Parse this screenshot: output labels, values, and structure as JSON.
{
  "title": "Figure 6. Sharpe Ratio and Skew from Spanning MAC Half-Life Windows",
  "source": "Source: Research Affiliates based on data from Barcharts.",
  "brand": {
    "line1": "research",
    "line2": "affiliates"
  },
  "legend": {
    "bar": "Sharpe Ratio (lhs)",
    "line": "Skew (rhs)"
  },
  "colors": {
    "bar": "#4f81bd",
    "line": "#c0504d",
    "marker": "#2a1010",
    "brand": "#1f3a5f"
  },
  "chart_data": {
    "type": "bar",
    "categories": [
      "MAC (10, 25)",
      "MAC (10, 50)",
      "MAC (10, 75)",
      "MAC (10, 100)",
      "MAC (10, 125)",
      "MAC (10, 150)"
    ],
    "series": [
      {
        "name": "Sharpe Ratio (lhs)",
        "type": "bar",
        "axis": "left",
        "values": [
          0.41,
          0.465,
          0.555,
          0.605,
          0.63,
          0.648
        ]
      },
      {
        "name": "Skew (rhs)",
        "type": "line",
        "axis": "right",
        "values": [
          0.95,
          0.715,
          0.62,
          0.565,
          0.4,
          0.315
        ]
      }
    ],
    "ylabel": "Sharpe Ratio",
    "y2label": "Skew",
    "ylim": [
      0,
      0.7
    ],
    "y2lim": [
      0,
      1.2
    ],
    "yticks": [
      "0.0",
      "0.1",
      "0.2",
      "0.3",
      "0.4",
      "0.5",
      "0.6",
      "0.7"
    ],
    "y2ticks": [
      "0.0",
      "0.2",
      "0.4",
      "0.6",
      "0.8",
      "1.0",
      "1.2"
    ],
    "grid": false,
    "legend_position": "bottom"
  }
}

Task directions —
Give back the whole listing exactly as it reads.

Full solution —
Parse this screenshot: output labels, values, and structure as JSON.
{
  "title": "Figure 6. Sharpe Ratio and Skew from Spanning MAC Half-Life Windows",
  "source": "Source: Research Affiliates based on data from Barcharts.",
  "brand": {
    "line1": "research",
    "line2": "affiliates"
  },
  "legend": {
    "bar": "Sharpe Ratio (lhs)",
    "line": "Skew (rhs)"
  },
  "colors": {
    "bar": "#4f81bd",
    "line": "#c0504d",
    "marker": "#2a1010",
    "brand": "#1f3a5f"
  },
  "chart_data": {
    "type": "bar",
    "categories": [
      "MAC (10, 25)",
      "MAC (10, 50)",
      "MAC (10, 75)",
      "MAC (10, 100)",
      "MAC (10, 125)",
      "MAC (10, 150)"
    ],
    "series": [
      {
        "name": "Sharpe Ratio (lhs)",
        "type": "bar",
        "axis": "left",
        "values": [
          0.41,
          0.465,
          0.555,
          0.605,
          0.63,
          0.648
        ]
      },
      {
        "name": "Skew (rhs)",
        "type": "line",
        "axis": "right",
        "values": [
          0.95,
          0.715,
          0.62,
          0.565,
          0.4,
          0.315
        ]
      }
    ],
    "ylabel": "Sharpe Ratio",
    "y2label": "Skew",
    "ylim": [
      0,
      0.7
    ],
    "y2lim": [
      0,
      1.2
    ],
    "yticks": [
      "0.0",
      "0.1",
      "0.2",
      "0.3",
      "0.4",
      "0.5",
      "0.6",
      "0.7"
    ],
    "y2ticks": [
      "0.0",
      "0.2",
      "0.4",
      "0.6",
      "0.8",
      "1.0",
      "1.2"
    ],
    "grid": false,
    "legend_position": "bottom"
  }
}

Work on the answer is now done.